Exercise instructions
1 – In the news article about the Treasury website hack, which anonymous Twitter user alerted News24 that Treasury would be the next target?
2 – Write the next few paragraphs of the news article about the Treasury website hack, picking up after its final sentence.

Passage
..........
Treasury latest victim in spate of govt website hacking attacks

Culprit appears to take issue with govt's relationship with China

Treasury the latest victim in spate of government website hacking attacks

10 October 2018

Treasury is the latest victim in a spate of hacking attacks aimed at government websites.

On Wednesday, News24 received an alert from anonymous Twitter user @VirusSec that Treasury would be his latest target. Moments later the government department's website was inaccessible.

The notorious hacker has in the past targeted various government websites, including those of the Cybersecurity Hub, the Department of Environmental Affairs, the Presidency and the City of Tshwane.

The hacker appears to take issue with government's relationship with China and its handling of animal welfare issues, particularly lions and rhinos.

In a direct message, @VirusSec told News24 that he specifically targeted Treasury's site in light of the resignation of Nhlanhla Nene as finance minister following his testimony before the commission of inquiry into state capture.
..........
Provided data

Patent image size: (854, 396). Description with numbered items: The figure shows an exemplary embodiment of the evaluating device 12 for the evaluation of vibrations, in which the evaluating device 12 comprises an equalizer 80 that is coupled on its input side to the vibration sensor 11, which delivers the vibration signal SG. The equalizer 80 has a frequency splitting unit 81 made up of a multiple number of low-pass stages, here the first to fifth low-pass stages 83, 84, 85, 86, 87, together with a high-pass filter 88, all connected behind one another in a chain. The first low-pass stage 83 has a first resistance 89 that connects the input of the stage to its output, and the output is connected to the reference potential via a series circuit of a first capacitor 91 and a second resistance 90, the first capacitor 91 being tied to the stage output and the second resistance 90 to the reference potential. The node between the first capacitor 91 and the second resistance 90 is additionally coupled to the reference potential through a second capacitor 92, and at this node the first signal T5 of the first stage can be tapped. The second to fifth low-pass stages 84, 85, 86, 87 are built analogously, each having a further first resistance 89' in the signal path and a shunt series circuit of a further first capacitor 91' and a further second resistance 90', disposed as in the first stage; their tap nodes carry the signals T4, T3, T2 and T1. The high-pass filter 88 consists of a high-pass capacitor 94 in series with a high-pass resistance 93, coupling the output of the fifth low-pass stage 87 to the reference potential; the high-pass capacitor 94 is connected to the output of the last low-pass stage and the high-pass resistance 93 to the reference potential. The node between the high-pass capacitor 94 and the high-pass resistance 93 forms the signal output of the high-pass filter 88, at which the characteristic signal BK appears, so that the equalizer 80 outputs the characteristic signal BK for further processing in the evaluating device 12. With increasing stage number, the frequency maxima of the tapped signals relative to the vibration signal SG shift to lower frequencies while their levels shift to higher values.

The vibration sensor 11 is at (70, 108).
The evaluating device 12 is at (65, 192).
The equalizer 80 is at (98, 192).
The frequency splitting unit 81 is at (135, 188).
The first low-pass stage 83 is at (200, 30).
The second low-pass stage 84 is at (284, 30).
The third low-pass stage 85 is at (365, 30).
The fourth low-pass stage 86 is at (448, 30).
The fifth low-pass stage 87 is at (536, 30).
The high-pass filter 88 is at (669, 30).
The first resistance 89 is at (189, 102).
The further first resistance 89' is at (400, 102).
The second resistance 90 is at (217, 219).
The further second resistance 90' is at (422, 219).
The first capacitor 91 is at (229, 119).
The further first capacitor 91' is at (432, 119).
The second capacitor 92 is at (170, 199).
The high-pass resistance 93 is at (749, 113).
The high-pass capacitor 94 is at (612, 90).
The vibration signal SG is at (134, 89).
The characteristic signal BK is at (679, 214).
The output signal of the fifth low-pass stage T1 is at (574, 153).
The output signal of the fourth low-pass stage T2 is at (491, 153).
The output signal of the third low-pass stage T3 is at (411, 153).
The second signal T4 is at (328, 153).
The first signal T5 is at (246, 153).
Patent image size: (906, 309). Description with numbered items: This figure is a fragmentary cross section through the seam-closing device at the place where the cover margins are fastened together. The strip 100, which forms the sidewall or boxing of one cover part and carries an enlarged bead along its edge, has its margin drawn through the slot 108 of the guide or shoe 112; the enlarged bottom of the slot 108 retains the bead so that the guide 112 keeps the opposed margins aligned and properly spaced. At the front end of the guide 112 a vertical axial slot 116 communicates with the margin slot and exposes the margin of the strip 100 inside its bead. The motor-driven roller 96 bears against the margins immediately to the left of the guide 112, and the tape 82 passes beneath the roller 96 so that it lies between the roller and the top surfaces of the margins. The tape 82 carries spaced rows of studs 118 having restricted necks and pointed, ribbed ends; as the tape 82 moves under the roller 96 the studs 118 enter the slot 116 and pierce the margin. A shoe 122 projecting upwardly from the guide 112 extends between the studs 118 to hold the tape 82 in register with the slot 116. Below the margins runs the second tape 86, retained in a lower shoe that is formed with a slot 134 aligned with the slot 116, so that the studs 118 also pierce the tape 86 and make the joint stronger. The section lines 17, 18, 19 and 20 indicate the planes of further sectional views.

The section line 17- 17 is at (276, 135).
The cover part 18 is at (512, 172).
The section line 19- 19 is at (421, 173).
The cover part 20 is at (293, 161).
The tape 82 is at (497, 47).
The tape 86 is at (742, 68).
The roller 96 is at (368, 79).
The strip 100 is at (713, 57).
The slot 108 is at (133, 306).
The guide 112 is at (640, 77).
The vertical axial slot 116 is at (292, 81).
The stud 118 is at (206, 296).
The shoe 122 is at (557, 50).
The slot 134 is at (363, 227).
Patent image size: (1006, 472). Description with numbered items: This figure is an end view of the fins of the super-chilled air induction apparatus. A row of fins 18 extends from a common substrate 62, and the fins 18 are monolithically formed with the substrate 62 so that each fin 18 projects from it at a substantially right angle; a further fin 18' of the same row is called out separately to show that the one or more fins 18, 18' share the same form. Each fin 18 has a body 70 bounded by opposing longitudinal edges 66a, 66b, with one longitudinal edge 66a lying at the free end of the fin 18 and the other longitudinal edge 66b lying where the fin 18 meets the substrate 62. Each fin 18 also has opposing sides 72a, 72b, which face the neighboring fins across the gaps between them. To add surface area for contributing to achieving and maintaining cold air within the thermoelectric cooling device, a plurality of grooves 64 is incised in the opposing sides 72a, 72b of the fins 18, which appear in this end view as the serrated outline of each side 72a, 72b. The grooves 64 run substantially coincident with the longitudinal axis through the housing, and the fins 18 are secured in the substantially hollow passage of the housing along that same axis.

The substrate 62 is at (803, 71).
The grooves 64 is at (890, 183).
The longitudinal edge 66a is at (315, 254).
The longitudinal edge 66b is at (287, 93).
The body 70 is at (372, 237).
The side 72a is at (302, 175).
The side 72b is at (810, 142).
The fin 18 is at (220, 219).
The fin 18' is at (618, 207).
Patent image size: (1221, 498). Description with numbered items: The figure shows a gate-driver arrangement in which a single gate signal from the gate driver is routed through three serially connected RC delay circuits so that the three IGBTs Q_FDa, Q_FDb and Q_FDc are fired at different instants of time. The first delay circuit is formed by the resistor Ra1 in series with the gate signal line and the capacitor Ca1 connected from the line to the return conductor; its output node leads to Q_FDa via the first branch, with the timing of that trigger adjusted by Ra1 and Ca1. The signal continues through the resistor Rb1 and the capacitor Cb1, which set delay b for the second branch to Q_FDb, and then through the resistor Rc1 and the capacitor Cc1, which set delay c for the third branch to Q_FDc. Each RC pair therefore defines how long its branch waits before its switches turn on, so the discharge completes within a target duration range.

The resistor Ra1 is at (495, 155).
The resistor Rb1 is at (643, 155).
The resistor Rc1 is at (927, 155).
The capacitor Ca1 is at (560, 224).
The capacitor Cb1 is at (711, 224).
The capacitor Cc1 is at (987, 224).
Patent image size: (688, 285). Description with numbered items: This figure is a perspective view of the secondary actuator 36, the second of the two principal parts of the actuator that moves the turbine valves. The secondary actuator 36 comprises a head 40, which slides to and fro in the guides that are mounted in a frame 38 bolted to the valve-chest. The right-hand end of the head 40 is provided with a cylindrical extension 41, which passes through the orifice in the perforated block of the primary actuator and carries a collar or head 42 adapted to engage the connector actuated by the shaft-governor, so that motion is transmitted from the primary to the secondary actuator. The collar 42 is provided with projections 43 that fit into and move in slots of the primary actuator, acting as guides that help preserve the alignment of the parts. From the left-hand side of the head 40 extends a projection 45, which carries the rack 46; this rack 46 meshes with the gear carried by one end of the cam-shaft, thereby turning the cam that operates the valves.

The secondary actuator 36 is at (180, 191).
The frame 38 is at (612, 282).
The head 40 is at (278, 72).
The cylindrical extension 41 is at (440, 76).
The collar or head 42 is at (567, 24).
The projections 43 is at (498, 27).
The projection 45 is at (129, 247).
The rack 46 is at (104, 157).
..........
Task-by-task answers
1 – @VirusSec

2 –
Nene revealed that he had met with the Gupta family at least six times at their Saxonwold home during his tenure as deputy finance minister as well as during the early stages of his first stint as head of Treasury. He was replaced by former Reserve Bank governor Tito Mboweni on Tuesday.

"Not enough is done for the animals of South Africa," @VirusSec said.

As an example, the hacker referred to the issuing of a permit to hunt Skye the lion in Mpumalanga on June 7.

The hacker said the hunt was "illegal" and that local government was complicit.

The attack would not be limited to the website, @VirusSec said.

"Currently internal servers of [are] being attacked. Such as email and other servers…" he told News24.

"[The] front page might load sometimes but it's internally dead."

In August, following the hacking of the Cybersecurity Hub's website, @VirusSec said he was targeting government sites because "the current South African government is greedy, and it needs to change".

@VirusSec indicated that, although he had visited the country, he was not South African. However, he said, he knew many South Africans, including those who had left the country.

"People tell me that I don't know what I am talking about, but I have been in South Africa. I know what it's like," @VirusSec told News24.

@VirusSec claimed he had also hacked official Taliban websites in the past.

"Just note this, brother. This is not the end," he said.

Treasury spokesperson Ntsakisi Ramunasi told News24 she was not aware of the attack.

She said Treasury would investigate and comment later.